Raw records

· · · · · · ·

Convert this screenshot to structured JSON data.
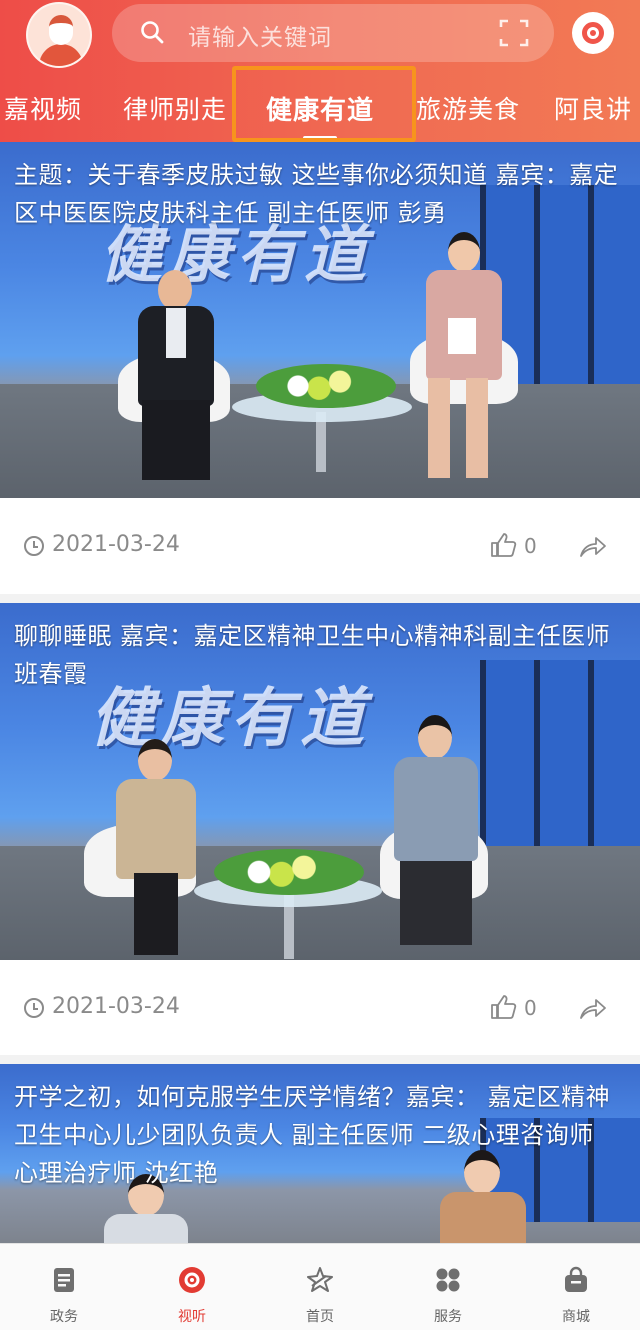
{
  "header": {
    "search_placeholder": "请输入关键词",
    "tabs": [
      {
        "label": "嘉视频",
        "active": false
      },
      {
        "label": "律师别走",
        "active": false
      },
      {
        "label": "健康有道",
        "active": true
      },
      {
        "label": "旅游美食",
        "active": false
      },
      {
        "label": "阿良讲",
        "active": false
      }
    ]
  },
  "feed": [
    {
      "title": "主题：关于春季皮肤过敏 这些事你必须知道 嘉宾：嘉定区中医医院皮肤科主任 副主任医师 彭勇",
      "thumbnail_caption": "健康有道",
      "date": "2021-03-24",
      "likes": "0"
    },
    {
      "title": "聊聊睡眠 嘉宾：嘉定区精神卫生中心精神科副主任医师班春霞",
      "thumbnail_caption": "健康有道",
      "date": "2021-03-24",
      "likes": "0"
    },
    {
      "title": "开学之初，如何克服学生厌学情绪？嘉宾： 嘉定区精神卫生中心儿少团队负责人 副主任医师 二级心理咨询师 心理治疗师 沈红艳"
    }
  ],
  "bottom_nav": [
    {
      "label": "政务",
      "icon": "document-icon",
      "active": false
    },
    {
      "label": "视听",
      "icon": "record-icon",
      "active": true
    },
    {
      "label": "首页",
      "icon": "star-logo-icon",
      "active": false
    },
    {
      "label": "服务",
      "icon": "grid-icon",
      "active": false
    },
    {
      "label": "商城",
      "icon": "bag-icon",
      "active": false
    }
  ],
  "colors": {
    "header_start": "#ee4d48",
    "header_end": "#f27a55",
    "highlight_box": "#f7941d",
    "active_nav": "#e23b33"
  }
}
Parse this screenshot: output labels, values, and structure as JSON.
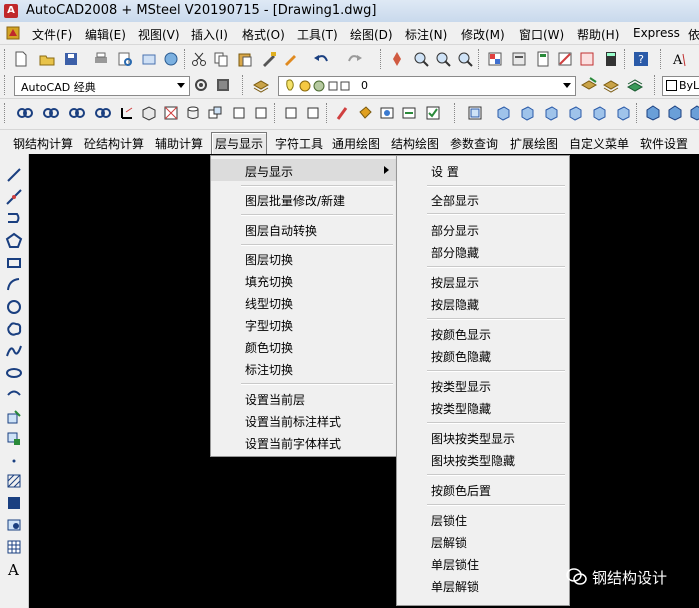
{
  "window": {
    "title": "AutoCAD2008 + MSteel V20190715 - [Drawing1.dwg]"
  },
  "menubar": {
    "items": [
      "文件(F)",
      "编辑(E)",
      "视图(V)",
      "插入(I)",
      "格式(O)",
      "工具(T)",
      "绘图(D)",
      "标注(N)",
      "修改(M)",
      "窗口(W)",
      "帮助(H)",
      "Express",
      "依"
    ]
  },
  "toolbar": {
    "workspace": "AutoCAD 经典",
    "layer": "0",
    "bylayer": "ByL"
  },
  "cmdbar": {
    "items": [
      "钢结构计算",
      "砼结构计算",
      "辅助计算",
      "层与显示",
      "字符工具",
      "通用绘图",
      "结构绘图",
      "参数查询",
      "扩展绘图",
      "自定义菜单",
      "软件设置"
    ]
  },
  "menu1": {
    "items": [
      "层与显示",
      "图层批量修改/新建",
      "图层自动转换",
      "图层切换",
      "填充切换",
      "线型切换",
      "字型切换",
      "颜色切换",
      "标注切换",
      "设置当前层",
      "设置当前标注样式",
      "设置当前字体样式"
    ]
  },
  "menu2": {
    "items": [
      "设 置",
      "全部显示",
      "部分显示",
      "部分隐藏",
      "按层显示",
      "按层隐藏",
      "按颜色显示",
      "按颜色隐藏",
      "按类型显示",
      "按类型隐藏",
      "图块按类型显示",
      "图块按类型隐藏",
      "按颜色后置",
      "层锁住",
      "层解锁",
      "单层锁住",
      "单层解锁"
    ]
  },
  "watermark": {
    "text": "钢结构设计"
  },
  "colors": {
    "canvas": "#000000",
    "menu_bg": "#f0f0f0",
    "highlight": "#dcdcdc"
  }
}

· · · · · · ·

Output the full set of records above without changing a word, and drop the images.

Solved problem —
Convert this screenshot to structured JSON data.
{
  "header": {
    "search_placeholder": "请输入关键词",
    "tabs": [
      {
        "label": "嘉视频",
        "active": false
      },
      {
        "label": "律师别走",
        "active": false
      },
      {
        "label": "健康有道",
        "active": true
      },
      {
        "label": "旅游美食",
        "active": false
      },
      {
        "label": "阿良讲",
        "active": false
      }
    ]
  },
  "feed": [
    {
      "title": "主题：关于春季皮肤过敏 这些事你必须知道 嘉宾：嘉定区中医医院皮肤科主任 副主任医师 彭勇",
      "thumbnail_caption": "健康有道",
      "date": "2021-03-24",
      "likes": "0"
    },
    {
      "title": "聊聊睡眠 嘉宾：嘉定区精神卫生中心精神科副主任医师班春霞",
      "thumbnail_caption": "健康有道",
      "date": "2021-03-24",
      "likes": "0"
    },
    {
      "title": "开学之初，如何克服学生厌学情绪？嘉宾： 嘉定区精神卫生中心儿少团队负责人 副主任医师 二级心理咨询师 心理治疗师 沈红艳"
    }
  ],
  "bottom_nav": [
    {
      "label": "政务",
      "icon": "document-icon",
      "active": false
    },
    {
      "label": "视听",
      "icon": "record-icon",
      "active": true
    },
    {
      "label": "首页",
      "icon": "star-logo-icon",
      "active": false
    },
    {
      "label": "服务",
      "icon": "grid-icon",
      "active": false
    },
    {
      "label": "商城",
      "icon": "bag-icon",
      "active": false
    }
  ],
  "colors": {
    "header_start": "#ee4d48",
    "header_end": "#f27a55",
    "highlight_box": "#f7941d",
    "active_nav": "#e23b33"
  }
}
Parse this screenshot: output labels, values, and structure as JSON.
{
  "window": {
    "title": "AutoCAD2008 + MSteel V20190715 - [Drawing1.dwg]"
  },
  "menubar": {
    "items": [
      "文件(F)",
      "编辑(E)",
      "视图(V)",
      "插入(I)",
      "格式(O)",
      "工具(T)",
      "绘图(D)",
      "标注(N)",
      "修改(M)",
      "窗口(W)",
      "帮助(H)",
      "Express",
      "依"
    ]
  },
  "toolbar": {
    "workspace": "AutoCAD 经典",
    "layer": "0",
    "bylayer": "ByL"
  },
  "cmdbar": {
    "items": [
      "钢结构计算",
      "砼结构计算",
      "辅助计算",
      "层与显示",
      "字符工具",
      "通用绘图",
      "结构绘图",
      "参数查询",
      "扩展绘图",
      "自定义菜单",
      "软件设置"
    ]
  },
  "menu1": {
    "items": [
      "层与显示",
      "图层批量修改/新建",
      "图层自动转换",
      "图层切换",
      "填充切换",
      "线型切换",
      "字型切换",
      "颜色切换",
      "标注切换",
      "设置当前层",
      "设置当前标注样式",
      "设置当前字体样式"
    ]
  },
  "menu2": {
    "items": [
      "设 置",
      "全部显示",
      "部分显示",
      "部分隐藏",
      "按层显示",
      "按层隐藏",
      "按颜色显示",
      "按颜色隐藏",
      "按类型显示",
      "按类型隐藏",
      "图块按类型显示",
      "图块按类型隐藏",
      "按颜色后置",
      "层锁住",
      "层解锁",
      "单层锁住",
      "单层解锁"
    ]
  },
  "watermark": {
    "text": "钢结构设计"
  },
  "colors": {
    "canvas": "#000000",
    "menu_bg": "#f0f0f0",
    "highlight": "#dcdcdc"
  }
}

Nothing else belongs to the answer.